__Objective__.
Extract every entry word for word.

__Information supplied__.
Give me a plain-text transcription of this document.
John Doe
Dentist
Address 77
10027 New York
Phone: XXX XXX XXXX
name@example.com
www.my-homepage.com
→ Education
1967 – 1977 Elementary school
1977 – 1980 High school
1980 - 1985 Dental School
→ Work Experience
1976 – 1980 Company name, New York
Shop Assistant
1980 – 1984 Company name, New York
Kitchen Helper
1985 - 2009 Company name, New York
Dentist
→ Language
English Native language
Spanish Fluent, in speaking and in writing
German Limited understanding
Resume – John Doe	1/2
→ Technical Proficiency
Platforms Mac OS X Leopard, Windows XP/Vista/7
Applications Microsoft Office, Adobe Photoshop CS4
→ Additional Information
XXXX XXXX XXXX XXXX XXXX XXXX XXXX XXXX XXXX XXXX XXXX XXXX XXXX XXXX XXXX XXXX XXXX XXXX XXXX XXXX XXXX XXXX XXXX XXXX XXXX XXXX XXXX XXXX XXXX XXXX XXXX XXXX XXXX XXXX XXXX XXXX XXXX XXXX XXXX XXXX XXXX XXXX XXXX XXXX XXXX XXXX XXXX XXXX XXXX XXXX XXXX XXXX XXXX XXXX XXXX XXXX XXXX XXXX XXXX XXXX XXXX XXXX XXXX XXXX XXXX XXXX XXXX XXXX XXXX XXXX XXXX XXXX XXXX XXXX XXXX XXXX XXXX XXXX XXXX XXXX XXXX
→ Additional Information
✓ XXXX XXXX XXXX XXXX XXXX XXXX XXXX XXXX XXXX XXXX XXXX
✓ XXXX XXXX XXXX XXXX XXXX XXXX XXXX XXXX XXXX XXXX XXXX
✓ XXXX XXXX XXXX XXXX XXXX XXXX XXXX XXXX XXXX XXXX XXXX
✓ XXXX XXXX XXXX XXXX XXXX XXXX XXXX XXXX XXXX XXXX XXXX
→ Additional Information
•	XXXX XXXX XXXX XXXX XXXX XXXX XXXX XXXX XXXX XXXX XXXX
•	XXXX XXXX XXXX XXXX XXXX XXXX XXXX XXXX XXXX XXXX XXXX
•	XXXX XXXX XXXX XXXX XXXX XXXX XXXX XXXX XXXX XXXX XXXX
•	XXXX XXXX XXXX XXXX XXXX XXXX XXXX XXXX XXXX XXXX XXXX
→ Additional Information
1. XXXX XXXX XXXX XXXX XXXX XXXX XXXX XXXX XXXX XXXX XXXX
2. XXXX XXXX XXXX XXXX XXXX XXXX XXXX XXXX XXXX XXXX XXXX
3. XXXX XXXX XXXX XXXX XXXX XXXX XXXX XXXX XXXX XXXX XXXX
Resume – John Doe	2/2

__Completed task__.
Give me a plain-text transcription of this document.
John Doe
Dentist
Address 77
10027 New York
Phone: XXX XXX XXXX
name@example.com
www.my-homepage.com
→ Education
1967 – 1977 Elementary school
1977 – 1980 High school
1980 - 1985 Dental School
→ Work Experience
1976 – 1980 Company name, New York
Shop Assistant
1980 – 1984 Company name, New York
Kitchen Helper
1985 - 2009 Company name, New York
Dentist
→ Language
English Native language
Spanish Fluent, in speaking and in writing
German Limited understanding
Resume – John Doe	1/2
→ Technical Proficiency
Platforms Mac OS X Leopard, Windows XP/Vista/7
Applications Microsoft Office, Adobe Photoshop CS4
→ Additional Information
XXXX XXXX XXXX XXXX XXXX XXXX XXXX XXXX XXXX XXXX XXXX XXXX XXXX XXXX XXXX XXXX XXXX XXXX XXXX XXXX XXXX XXXX XXXX XXXX XXXX XXXX XXXX XXXX XXXX XXXX XXXX XXXX XXXX XXXX XXXX XXXX XXXX XXXX XXXX XXXX XXXX XXXX XXXX XXXX XXXX XXXX XXXX XXXX XXXX XXXX XXXX XXXX XXXX XXXX XXXX XXXX XXXX XXXX XXXX XXXX XXXX XXXX XXXX XXXX XXXX XXXX XXXX XXXX XXXX XXXX XXXX XXXX XXXX XXXX XXXX XXXX XXXX XXXX XXXX XXXX XXXX
→ Additional Information
✓ XXXX XXXX XXXX XXXX XXXX XXXX XXXX XXXX XXXX XXXX XXXX
✓ XXXX XXXX XXXX XXXX XXXX XXXX XXXX XXXX XXXX XXXX XXXX
✓ XXXX XXXX XXXX XXXX XXXX XXXX XXXX XXXX XXXX XXXX XXXX
✓ XXXX XXXX XXXX XXXX XXXX XXXX XXXX XXXX XXXX XXXX XXXX
→ Additional Information
•	XXXX XXXX XXXX XXXX XXXX XXXX XXXX XXXX XXXX XXXX XXXX
•	XXXX XXXX XXXX XXXX XXXX XXXX XXXX XXXX XXXX XXXX XXXX
•	XXXX XXXX XXXX XXXX XXXX XXXX XXXX XXXX XXXX XXXX XXXX
•	XXXX XXXX XXXX XXXX XXXX XXXX XXXX XXXX XXXX XXXX XXXX
→ Additional Information
1. XXXX XXXX XXXX XXXX XXXX XXXX XXXX XXXX XXXX XXXX XXXX
2. XXXX XXXX XXXX XXXX XXXX XXXX XXXX XXXX XXXX XXXX XXXX
3. XXXX XXXX XXXX XXXX XXXX XXXX XXXX XXXX XXXX XXXX XXXX
Resume – John Doe	2/2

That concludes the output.